▸ **ASSIGNMENT**:
Write out the records below once more, exactly as they stand.

▸ **TASK INPUTS**:

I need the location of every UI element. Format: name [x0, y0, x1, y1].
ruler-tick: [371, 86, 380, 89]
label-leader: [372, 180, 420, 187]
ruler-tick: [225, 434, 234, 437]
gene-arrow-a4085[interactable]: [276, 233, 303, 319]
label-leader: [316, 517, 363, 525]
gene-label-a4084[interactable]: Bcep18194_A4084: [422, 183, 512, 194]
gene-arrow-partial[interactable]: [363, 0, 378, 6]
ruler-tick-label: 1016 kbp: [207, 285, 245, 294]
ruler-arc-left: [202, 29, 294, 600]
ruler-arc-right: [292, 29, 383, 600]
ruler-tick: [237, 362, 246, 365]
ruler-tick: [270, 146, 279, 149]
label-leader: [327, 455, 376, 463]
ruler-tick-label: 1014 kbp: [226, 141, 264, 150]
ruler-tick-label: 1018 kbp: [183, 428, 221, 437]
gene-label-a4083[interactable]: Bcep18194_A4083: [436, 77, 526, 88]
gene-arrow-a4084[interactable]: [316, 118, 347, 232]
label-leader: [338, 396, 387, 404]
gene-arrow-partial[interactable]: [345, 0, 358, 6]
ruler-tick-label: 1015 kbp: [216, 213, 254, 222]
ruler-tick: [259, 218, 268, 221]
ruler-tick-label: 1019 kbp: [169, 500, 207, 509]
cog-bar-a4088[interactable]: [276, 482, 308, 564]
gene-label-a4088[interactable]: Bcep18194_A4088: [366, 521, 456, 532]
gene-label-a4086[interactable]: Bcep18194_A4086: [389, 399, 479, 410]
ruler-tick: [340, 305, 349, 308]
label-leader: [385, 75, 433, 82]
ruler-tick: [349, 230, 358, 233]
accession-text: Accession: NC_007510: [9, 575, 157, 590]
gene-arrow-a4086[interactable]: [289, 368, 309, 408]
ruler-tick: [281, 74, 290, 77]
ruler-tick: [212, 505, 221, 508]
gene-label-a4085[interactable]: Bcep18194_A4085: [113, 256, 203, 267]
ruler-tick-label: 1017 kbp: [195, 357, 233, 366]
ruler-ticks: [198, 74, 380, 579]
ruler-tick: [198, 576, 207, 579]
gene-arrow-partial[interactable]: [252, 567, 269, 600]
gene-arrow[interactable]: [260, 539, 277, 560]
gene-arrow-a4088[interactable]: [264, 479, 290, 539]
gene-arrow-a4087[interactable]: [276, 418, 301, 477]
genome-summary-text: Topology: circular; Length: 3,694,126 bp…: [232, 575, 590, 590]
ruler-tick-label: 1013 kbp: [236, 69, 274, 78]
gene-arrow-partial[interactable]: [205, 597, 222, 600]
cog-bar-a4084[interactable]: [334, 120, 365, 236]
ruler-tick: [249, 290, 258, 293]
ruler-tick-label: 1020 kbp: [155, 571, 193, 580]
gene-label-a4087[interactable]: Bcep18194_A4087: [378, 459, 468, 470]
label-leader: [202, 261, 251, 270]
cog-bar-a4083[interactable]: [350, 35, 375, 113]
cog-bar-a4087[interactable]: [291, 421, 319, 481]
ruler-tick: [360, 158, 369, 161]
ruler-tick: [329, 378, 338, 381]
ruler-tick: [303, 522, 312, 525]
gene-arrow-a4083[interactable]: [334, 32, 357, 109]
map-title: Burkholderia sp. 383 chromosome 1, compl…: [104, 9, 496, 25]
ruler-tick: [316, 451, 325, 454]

▸ **RESPONSE BOX**:
I need the location of every UI element. Format: name [x0, y0, x1, y1].
ruler-tick: [371, 86, 380, 89]
label-leader: [372, 180, 420, 187]
ruler-tick: [225, 434, 234, 437]
gene-arrow-a4085[interactable]: [276, 233, 303, 319]
label-leader: [316, 517, 363, 525]
gene-label-a4084[interactable]: Bcep18194_A4084: [422, 183, 512, 194]
gene-arrow-partial[interactable]: [363, 0, 378, 6]
ruler-tick-label: 1016 kbp: [207, 285, 245, 294]
ruler-arc-left: [202, 29, 294, 600]
ruler-arc-right: [292, 29, 383, 600]
ruler-tick: [237, 362, 246, 365]
ruler-tick: [270, 146, 279, 149]
label-leader: [327, 455, 376, 463]
ruler-tick-label: 1014 kbp: [226, 141, 264, 150]
ruler-tick-label: 1018 kbp: [183, 428, 221, 437]
gene-label-a4083[interactable]: Bcep18194_A4083: [436, 77, 526, 88]
gene-arrow-a4084[interactable]: [316, 118, 347, 232]
label-leader: [338, 396, 387, 404]
gene-arrow-partial[interactable]: [345, 0, 358, 6]
ruler-tick-label: 1015 kbp: [216, 213, 254, 222]
ruler-tick: [259, 218, 268, 221]
ruler-tick-label: 1019 kbp: [169, 500, 207, 509]
cog-bar-a4088[interactable]: [276, 482, 308, 564]
gene-label-a4088[interactable]: Bcep18194_A4088: [366, 521, 456, 532]
gene-label-a4086[interactable]: Bcep18194_A4086: [389, 399, 479, 410]
ruler-tick: [340, 305, 349, 308]
label-leader: [385, 75, 433, 82]
ruler-tick: [349, 230, 358, 233]
accession-text: Accession: NC_007510: [9, 575, 157, 590]
gene-arrow-a4086[interactable]: [289, 368, 309, 408]
ruler-tick: [281, 74, 290, 77]
ruler-tick: [212, 505, 221, 508]
gene-label-a4085[interactable]: Bcep18194_A4085: [113, 256, 203, 267]
ruler-tick-label: 1017 kbp: [195, 357, 233, 366]
ruler-ticks: [198, 74, 380, 579]
ruler-tick: [198, 576, 207, 579]
gene-arrow-partial[interactable]: [252, 567, 269, 600]
gene-arrow[interactable]: [260, 539, 277, 560]
gene-arrow-a4088[interactable]: [264, 479, 290, 539]
gene-arrow-a4087[interactable]: [276, 418, 301, 477]
genome-summary-text: Topology: circular; Length: 3,694,126 bp…: [232, 575, 590, 590]
ruler-tick-label: 1013 kbp: [236, 69, 274, 78]
gene-arrow-partial[interactable]: [205, 597, 222, 600]
cog-bar-a4084[interactable]: [334, 120, 365, 236]
ruler-tick: [249, 290, 258, 293]
ruler-tick-label: 1020 kbp: [155, 571, 193, 580]
gene-label-a4087[interactable]: Bcep18194_A4087: [378, 459, 468, 470]
label-leader: [202, 261, 251, 270]
cog-bar-a4083[interactable]: [350, 35, 375, 113]
cog-bar-a4087[interactable]: [291, 421, 319, 481]
ruler-tick: [360, 158, 369, 161]
ruler-tick: [329, 378, 338, 381]
ruler-tick: [303, 522, 312, 525]
gene-arrow-a4083[interactable]: [334, 32, 357, 109]
map-title: Burkholderia sp. 383 chromosome 1, compl…: [104, 9, 496, 25]
ruler-tick: [316, 451, 325, 454]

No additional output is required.